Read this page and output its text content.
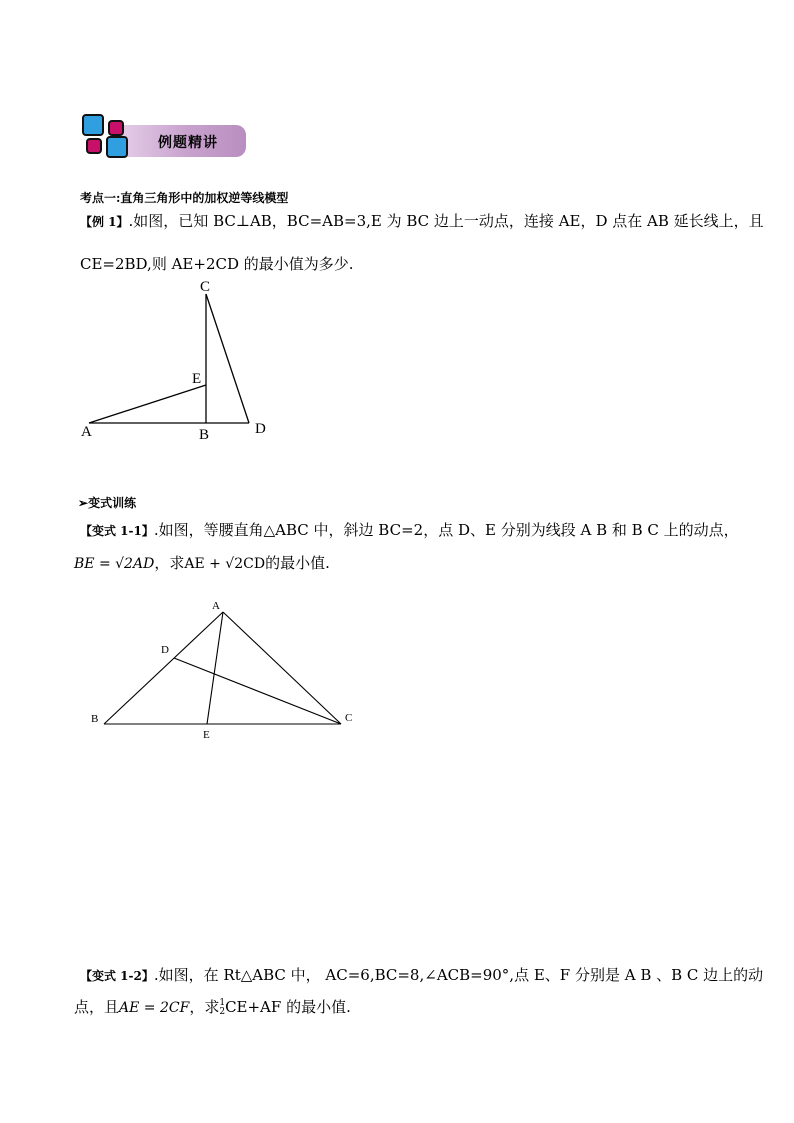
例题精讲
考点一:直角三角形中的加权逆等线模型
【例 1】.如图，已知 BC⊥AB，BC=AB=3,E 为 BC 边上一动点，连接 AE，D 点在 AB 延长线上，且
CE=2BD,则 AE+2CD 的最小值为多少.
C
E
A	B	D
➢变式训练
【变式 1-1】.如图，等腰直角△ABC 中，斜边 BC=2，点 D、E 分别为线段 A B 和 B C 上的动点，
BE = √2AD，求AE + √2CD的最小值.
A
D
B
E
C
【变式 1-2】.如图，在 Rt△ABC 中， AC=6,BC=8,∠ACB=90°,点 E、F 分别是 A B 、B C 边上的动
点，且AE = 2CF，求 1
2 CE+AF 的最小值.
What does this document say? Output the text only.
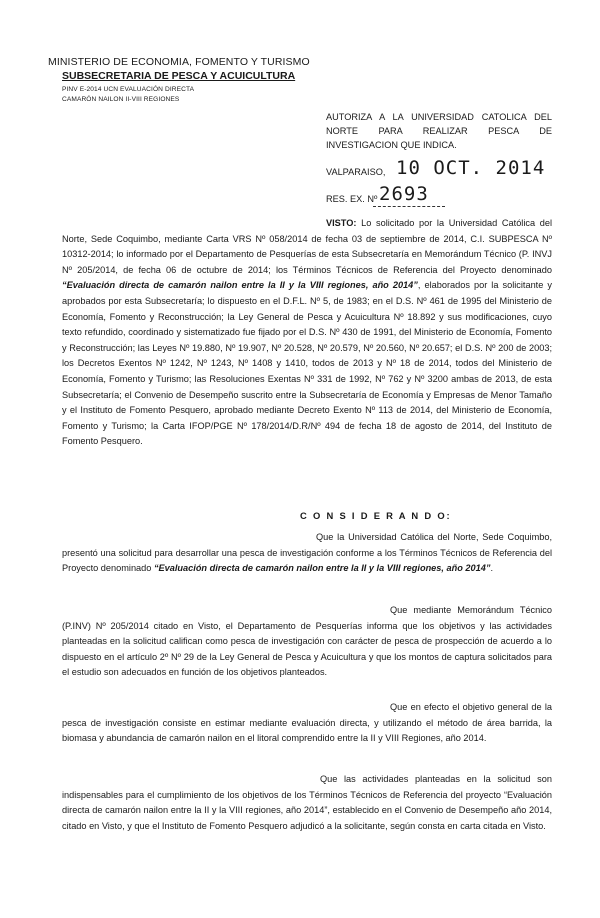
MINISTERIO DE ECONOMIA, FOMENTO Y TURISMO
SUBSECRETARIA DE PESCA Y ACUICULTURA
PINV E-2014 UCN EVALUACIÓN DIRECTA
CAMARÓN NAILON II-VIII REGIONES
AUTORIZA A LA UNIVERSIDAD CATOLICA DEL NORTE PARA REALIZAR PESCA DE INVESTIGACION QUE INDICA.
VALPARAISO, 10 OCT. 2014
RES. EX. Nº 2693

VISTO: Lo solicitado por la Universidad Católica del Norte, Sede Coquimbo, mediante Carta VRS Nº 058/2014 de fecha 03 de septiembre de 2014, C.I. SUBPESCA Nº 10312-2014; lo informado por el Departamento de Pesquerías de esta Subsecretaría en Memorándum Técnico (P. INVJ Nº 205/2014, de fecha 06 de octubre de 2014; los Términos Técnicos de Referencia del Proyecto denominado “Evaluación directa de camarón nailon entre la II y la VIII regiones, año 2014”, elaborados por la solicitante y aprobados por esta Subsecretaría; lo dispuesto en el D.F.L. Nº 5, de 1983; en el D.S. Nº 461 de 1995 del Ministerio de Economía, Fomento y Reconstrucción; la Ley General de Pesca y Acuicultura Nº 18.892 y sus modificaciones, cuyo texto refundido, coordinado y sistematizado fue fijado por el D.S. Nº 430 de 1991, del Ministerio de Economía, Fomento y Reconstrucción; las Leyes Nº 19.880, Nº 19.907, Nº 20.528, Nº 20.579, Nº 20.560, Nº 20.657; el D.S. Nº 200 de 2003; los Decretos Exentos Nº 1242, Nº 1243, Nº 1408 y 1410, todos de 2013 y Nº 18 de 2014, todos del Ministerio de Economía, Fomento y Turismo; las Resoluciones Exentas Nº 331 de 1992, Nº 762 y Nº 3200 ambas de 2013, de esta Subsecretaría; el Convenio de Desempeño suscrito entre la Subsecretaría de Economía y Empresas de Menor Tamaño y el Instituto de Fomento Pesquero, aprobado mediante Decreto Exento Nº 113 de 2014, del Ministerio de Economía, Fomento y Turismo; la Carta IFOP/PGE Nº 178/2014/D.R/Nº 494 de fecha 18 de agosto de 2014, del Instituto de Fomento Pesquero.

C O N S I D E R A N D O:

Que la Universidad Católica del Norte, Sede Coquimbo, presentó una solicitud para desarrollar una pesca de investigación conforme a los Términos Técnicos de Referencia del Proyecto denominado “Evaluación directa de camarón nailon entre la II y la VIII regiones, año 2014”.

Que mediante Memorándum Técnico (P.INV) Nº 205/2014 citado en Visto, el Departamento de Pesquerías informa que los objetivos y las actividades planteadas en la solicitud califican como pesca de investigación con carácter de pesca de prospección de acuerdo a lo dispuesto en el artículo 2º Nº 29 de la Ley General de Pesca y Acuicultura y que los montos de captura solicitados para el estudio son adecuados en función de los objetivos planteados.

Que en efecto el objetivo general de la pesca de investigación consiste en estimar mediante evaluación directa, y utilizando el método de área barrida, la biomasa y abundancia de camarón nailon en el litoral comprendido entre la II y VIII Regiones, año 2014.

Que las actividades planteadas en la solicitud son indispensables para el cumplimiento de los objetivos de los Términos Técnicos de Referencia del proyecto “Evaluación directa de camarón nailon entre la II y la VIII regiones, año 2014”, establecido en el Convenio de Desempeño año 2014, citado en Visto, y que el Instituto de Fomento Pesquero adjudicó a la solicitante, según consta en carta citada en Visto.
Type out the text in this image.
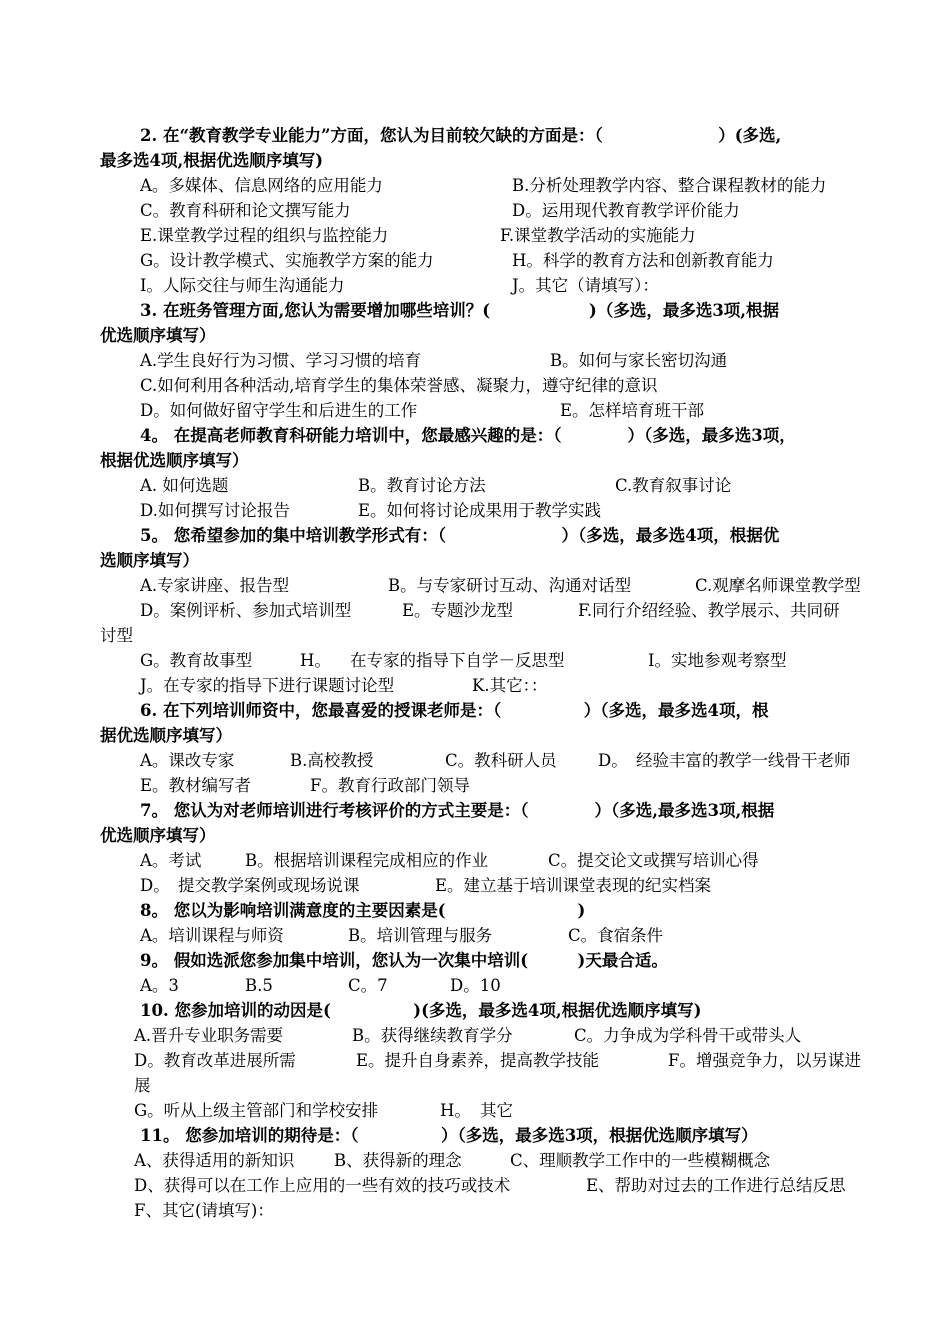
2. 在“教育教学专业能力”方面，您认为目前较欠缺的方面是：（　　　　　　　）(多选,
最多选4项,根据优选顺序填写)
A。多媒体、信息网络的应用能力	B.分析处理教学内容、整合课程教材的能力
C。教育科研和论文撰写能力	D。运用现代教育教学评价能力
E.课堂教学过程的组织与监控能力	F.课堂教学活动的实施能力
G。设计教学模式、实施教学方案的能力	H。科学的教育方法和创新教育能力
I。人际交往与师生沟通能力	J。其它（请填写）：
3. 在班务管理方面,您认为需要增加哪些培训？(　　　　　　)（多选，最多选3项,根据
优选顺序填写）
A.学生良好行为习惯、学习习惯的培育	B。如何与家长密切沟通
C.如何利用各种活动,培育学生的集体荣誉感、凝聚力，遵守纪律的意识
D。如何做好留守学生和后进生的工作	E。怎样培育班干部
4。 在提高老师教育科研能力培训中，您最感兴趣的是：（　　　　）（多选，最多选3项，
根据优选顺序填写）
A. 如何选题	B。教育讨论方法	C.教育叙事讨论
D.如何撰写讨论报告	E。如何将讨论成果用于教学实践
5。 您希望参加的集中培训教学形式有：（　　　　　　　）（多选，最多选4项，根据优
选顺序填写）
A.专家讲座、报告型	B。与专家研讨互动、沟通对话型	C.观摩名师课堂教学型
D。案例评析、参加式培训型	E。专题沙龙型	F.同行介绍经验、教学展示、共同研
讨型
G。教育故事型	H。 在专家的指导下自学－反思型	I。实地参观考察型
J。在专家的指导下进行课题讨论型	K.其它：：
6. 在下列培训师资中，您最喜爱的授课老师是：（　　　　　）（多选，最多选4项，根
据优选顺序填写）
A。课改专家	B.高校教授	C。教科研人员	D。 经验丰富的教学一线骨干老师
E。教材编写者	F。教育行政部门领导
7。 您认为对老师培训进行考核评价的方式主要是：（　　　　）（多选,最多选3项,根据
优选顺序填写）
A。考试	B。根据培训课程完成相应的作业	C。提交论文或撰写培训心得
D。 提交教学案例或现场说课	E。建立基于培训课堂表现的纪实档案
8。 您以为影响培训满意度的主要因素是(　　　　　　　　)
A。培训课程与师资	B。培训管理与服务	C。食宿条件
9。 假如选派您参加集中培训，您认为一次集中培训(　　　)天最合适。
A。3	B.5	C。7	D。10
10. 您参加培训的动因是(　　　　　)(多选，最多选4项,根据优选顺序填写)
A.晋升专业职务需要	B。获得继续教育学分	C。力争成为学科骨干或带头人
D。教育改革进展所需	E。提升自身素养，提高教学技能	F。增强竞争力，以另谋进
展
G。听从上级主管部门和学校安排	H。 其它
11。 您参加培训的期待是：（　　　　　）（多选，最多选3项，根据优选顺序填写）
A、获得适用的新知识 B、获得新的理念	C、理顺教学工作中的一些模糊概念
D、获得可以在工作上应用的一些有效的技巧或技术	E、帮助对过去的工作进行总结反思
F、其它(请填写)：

- _STATED EXERCISE_
Reproduce the lines of the listing exactly, starting at the one that contains "Type out the text in this image." and continuing through the final line, but leave out the pictures.

- _THE COMPLETED TASK_
Type out the text in this image.
2. 在“教育教学专业能力”方面，您认为目前较欠缺的方面是：（　　　　　　　）(多选,
最多选4项,根据优选顺序填写)
A。多媒体、信息网络的应用能力	B.分析处理教学内容、整合课程教材的能力
C。教育科研和论文撰写能力	D。运用现代教育教学评价能力
E.课堂教学过程的组织与监控能力	F.课堂教学活动的实施能力
G。设计教学模式、实施教学方案的能力	H。科学的教育方法和创新教育能力
I。人际交往与师生沟通能力	J。其它（请填写）：
3. 在班务管理方面,您认为需要增加哪些培训？(　　　　　　)（多选，最多选3项,根据
优选顺序填写）
A.学生良好行为习惯、学习习惯的培育	B。如何与家长密切沟通
C.如何利用各种活动,培育学生的集体荣誉感、凝聚力，遵守纪律的意识
D。如何做好留守学生和后进生的工作	E。怎样培育班干部
4。 在提高老师教育科研能力培训中，您最感兴趣的是：（　　　　）（多选，最多选3项，
根据优选顺序填写）
A. 如何选题	B。教育讨论方法	C.教育叙事讨论
D.如何撰写讨论报告	E。如何将讨论成果用于教学实践
5。 您希望参加的集中培训教学形式有：（　　　　　　　）（多选，最多选4项，根据优
选顺序填写）
A.专家讲座、报告型	B。与专家研讨互动、沟通对话型	C.观摩名师课堂教学型
D。案例评析、参加式培训型	E。专题沙龙型	F.同行介绍经验、教学展示、共同研
讨型
G。教育故事型	H。 在专家的指导下自学－反思型	I。实地参观考察型
J。在专家的指导下进行课题讨论型	K.其它：：
6. 在下列培训师资中，您最喜爱的授课老师是：（　　　　　）（多选，最多选4项，根
据优选顺序填写）
A。课改专家	B.高校教授	C。教科研人员	D。 经验丰富的教学一线骨干老师
E。教材编写者	F。教育行政部门领导
7。 您认为对老师培训进行考核评价的方式主要是：（　　　　）（多选,最多选3项,根据
优选顺序填写）
A。考试	B。根据培训课程完成相应的作业	C。提交论文或撰写培训心得
D。 提交教学案例或现场说课	E。建立基于培训课堂表现的纪实档案
8。 您以为影响培训满意度的主要因素是(　　　　　　　　)
A。培训课程与师资	B。培训管理与服务	C。食宿条件
9。 假如选派您参加集中培训，您认为一次集中培训(　　　)天最合适。
A。3	B.5	C。7	D。10
10. 您参加培训的动因是(　　　　　)(多选，最多选4项,根据优选顺序填写)
A.晋升专业职务需要	B。获得继续教育学分	C。力争成为学科骨干或带头人
D。教育改革进展所需	E。提升自身素养，提高教学技能	F。增强竞争力，以另谋进
展
G。听从上级主管部门和学校安排	H。 其它
11。 您参加培训的期待是：（　　　　　）（多选，最多选3项，根据优选顺序填写）
A、获得适用的新知识 B、获得新的理念	C、理顺教学工作中的一些模糊概念
D、获得可以在工作上应用的一些有效的技巧或技术	E、帮助对过去的工作进行总结反思
F、其它(请填写)：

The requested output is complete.